AIM —
Look through the records below, and copy out every line that holds the string "page".

SUPPLIED INFORMATION —
::::
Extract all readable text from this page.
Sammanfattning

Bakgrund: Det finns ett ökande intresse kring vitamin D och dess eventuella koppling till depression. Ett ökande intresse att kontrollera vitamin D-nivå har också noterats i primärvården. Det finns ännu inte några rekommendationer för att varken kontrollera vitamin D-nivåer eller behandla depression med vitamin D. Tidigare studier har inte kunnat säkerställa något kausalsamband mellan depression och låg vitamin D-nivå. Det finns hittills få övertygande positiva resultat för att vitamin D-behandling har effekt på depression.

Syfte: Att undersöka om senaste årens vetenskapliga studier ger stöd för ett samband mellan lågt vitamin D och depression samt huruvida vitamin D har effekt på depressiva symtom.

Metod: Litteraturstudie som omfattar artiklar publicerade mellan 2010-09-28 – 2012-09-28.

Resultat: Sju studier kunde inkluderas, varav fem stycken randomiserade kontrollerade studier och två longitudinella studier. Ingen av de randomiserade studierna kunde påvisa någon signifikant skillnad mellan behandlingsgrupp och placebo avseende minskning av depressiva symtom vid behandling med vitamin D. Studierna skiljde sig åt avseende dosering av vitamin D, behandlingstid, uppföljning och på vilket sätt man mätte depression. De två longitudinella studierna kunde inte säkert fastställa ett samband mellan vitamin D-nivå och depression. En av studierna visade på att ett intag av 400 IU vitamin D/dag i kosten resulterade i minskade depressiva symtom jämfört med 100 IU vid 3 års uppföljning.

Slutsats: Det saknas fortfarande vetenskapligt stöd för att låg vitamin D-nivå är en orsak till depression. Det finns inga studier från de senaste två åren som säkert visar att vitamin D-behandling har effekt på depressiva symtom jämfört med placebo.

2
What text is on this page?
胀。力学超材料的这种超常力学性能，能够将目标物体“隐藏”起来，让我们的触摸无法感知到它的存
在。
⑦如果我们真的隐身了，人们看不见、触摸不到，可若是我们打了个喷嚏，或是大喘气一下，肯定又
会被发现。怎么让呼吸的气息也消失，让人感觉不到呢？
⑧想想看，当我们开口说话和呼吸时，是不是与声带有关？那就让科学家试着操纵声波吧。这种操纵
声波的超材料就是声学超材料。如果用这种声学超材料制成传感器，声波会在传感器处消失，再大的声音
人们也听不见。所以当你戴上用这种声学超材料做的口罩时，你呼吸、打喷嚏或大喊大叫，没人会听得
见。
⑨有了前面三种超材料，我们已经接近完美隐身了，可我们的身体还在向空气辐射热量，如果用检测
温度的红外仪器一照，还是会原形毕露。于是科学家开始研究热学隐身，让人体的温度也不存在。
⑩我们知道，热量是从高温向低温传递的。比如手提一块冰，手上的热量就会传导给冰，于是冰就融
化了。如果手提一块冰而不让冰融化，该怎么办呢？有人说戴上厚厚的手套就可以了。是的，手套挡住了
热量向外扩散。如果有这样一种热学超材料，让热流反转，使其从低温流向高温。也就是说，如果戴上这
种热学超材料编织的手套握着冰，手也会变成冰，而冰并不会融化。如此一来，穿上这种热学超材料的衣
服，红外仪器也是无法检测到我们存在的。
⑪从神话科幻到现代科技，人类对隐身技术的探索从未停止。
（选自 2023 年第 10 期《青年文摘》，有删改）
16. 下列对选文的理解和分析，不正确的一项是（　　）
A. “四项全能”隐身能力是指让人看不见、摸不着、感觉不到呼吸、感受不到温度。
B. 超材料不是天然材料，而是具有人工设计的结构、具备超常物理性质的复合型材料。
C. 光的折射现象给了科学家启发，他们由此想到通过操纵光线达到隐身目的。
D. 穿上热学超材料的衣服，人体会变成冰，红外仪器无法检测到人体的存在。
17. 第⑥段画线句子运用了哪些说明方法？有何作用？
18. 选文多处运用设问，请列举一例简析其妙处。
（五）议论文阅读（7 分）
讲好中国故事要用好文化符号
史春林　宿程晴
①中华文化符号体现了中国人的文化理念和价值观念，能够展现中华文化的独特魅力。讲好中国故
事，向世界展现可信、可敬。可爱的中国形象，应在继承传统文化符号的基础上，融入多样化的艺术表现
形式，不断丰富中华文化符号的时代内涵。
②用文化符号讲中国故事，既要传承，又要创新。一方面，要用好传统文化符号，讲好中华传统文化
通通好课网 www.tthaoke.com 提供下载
::::
FINAL RESULT —
Extract all readable text from this page.
What text is on this page?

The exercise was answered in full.